§ **PROBLEM TO WORK ON**
Below is a block of records; repeat all of them exactly.

Stored records
__________________________________________________

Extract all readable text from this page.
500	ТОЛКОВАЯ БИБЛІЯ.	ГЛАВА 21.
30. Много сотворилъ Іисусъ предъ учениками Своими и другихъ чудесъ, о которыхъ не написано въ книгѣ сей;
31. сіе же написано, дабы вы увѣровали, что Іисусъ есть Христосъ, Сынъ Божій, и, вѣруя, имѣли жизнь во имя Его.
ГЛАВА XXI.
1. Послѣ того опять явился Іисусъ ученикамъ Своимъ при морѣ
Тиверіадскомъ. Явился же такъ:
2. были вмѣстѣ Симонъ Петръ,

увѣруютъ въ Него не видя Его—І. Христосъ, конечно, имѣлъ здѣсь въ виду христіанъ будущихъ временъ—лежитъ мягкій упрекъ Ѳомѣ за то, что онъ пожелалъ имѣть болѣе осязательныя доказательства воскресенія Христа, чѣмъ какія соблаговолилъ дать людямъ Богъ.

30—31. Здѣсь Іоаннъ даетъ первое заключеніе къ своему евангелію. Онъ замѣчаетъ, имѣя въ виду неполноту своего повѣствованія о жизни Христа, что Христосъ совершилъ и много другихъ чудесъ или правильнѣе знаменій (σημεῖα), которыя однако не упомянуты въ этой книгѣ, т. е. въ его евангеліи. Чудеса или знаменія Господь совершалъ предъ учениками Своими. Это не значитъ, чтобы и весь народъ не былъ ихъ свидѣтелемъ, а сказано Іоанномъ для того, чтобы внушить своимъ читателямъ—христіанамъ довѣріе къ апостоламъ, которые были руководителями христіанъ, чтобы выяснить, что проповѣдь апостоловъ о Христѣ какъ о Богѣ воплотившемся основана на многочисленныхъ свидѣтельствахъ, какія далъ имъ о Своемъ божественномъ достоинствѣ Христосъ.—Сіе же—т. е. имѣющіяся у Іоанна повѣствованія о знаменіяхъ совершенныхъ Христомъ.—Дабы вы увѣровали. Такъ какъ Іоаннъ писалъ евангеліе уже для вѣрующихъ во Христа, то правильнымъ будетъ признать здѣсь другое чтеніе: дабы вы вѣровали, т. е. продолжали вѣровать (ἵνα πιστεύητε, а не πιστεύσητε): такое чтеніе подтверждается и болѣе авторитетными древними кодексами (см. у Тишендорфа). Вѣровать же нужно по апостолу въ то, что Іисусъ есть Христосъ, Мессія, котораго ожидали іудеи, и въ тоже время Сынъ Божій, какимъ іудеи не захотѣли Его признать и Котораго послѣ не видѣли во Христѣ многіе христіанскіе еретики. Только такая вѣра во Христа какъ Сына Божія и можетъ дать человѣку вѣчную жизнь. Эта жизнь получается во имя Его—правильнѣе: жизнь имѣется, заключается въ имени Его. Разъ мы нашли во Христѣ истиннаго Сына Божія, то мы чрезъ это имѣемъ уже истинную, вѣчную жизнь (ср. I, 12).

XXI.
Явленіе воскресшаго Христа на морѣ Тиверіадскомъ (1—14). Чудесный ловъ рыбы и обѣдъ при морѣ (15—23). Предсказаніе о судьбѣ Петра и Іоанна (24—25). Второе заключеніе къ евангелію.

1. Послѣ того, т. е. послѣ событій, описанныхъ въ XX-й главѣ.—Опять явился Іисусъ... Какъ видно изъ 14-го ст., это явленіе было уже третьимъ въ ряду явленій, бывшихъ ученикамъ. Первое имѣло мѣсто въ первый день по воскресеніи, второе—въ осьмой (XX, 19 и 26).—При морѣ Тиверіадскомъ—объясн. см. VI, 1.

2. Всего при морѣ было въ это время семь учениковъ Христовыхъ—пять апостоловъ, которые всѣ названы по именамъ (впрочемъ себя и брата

__________________________________________________

§ **ANSWER FOR THE TASK**
Extract all readable text from this page.
500	ТОЛКОВАЯ БИБЛІЯ.	ГЛАВА 21.
30. Много сотворилъ Іисусъ предъ учениками Своими и другихъ чудесъ, о которыхъ не написано въ книгѣ сей;
31. сіе же написано, дабы вы увѣровали, что Іисусъ есть Христосъ, Сынъ Божій, и, вѣруя, имѣли жизнь во имя Его.
ГЛАВА XXI.
1. Послѣ того опять явился Іисусъ ученикамъ Своимъ при морѣ
Тиверіадскомъ. Явился же такъ:
2. были вмѣстѣ Симонъ Петръ,

увѣруютъ въ Него не видя Его—І. Христосъ, конечно, имѣлъ здѣсь въ виду христіанъ будущихъ временъ—лежитъ мягкій упрекъ Ѳомѣ за то, что онъ пожелалъ имѣть болѣе осязательныя доказательства воскресенія Христа, чѣмъ какія соблаговолилъ дать людямъ Богъ.

30—31. Здѣсь Іоаннъ даетъ первое заключеніе къ своему евангелію. Онъ замѣчаетъ, имѣя въ виду неполноту своего повѣствованія о жизни Христа, что Христосъ совершилъ и много другихъ чудесъ или правильнѣе знаменій (σημεῖα), которыя однако не упомянуты въ этой книгѣ, т. е. въ его евангеліи. Чудеса или знаменія Господь совершалъ предъ учениками Своими. Это не значитъ, чтобы и весь народъ не былъ ихъ свидѣтелемъ, а сказано Іоанномъ для того, чтобы внушить своимъ читателямъ—христіанамъ довѣріе къ апостоламъ, которые были руководителями христіанъ, чтобы выяснить, что проповѣдь апостоловъ о Христѣ какъ о Богѣ воплотившемся основана на многочисленныхъ свидѣтельствахъ, какія далъ имъ о Своемъ божественномъ достоинствѣ Христосъ.—Сіе же—т. е. имѣющіяся у Іоанна повѣствованія о знаменіяхъ совершенныхъ Христомъ.—Дабы вы увѣровали. Такъ какъ Іоаннъ писалъ евангеліе уже для вѣрующихъ во Христа, то правильнымъ будетъ признать здѣсь другое чтеніе: дабы вы вѣровали, т. е. продолжали вѣровать (ἵνα πιστεύητε, а не πιστεύσητε): такое чтеніе подтверждается и болѣе авторитетными древними кодексами (см. у Тишендорфа). Вѣровать же нужно по апостолу въ то, что Іисусъ есть Христосъ, Мессія, котораго ожидали іудеи, и въ тоже время Сынъ Божій, какимъ іудеи не захотѣли Его признать и Котораго послѣ не видѣли во Христѣ многіе христіанскіе еретики. Только такая вѣра во Христа какъ Сына Божія и можетъ дать человѣку вѣчную жизнь. Эта жизнь получается во имя Его—правильнѣе: жизнь имѣется, заключается въ имени Его. Разъ мы нашли во Христѣ истиннаго Сына Божія, то мы чрезъ это имѣемъ уже истинную, вѣчную жизнь (ср. I, 12).

XXI.
Явленіе воскресшаго Христа на морѣ Тиверіадскомъ (1—14). Чудесный ловъ рыбы и обѣдъ при морѣ (15—23). Предсказаніе о судьбѣ Петра и Іоанна (24—25). Второе заключеніе къ евангелію.

1. Послѣ того, т. е. послѣ событій, описанныхъ въ XX-й главѣ.—Опять явился Іисусъ... Какъ видно изъ 14-го ст., это явленіе было уже третьимъ въ ряду явленій, бывшихъ ученикамъ. Первое имѣло мѣсто въ первый день по воскресеніи, второе—въ осьмой (XX, 19 и 26).—При морѣ Тиверіадскомъ—объясн. см. VI, 1.

2. Всего при морѣ было въ это время семь учениковъ Христовыхъ—пять апостоловъ, которые всѣ названы по именамъ (впрочемъ себя и брата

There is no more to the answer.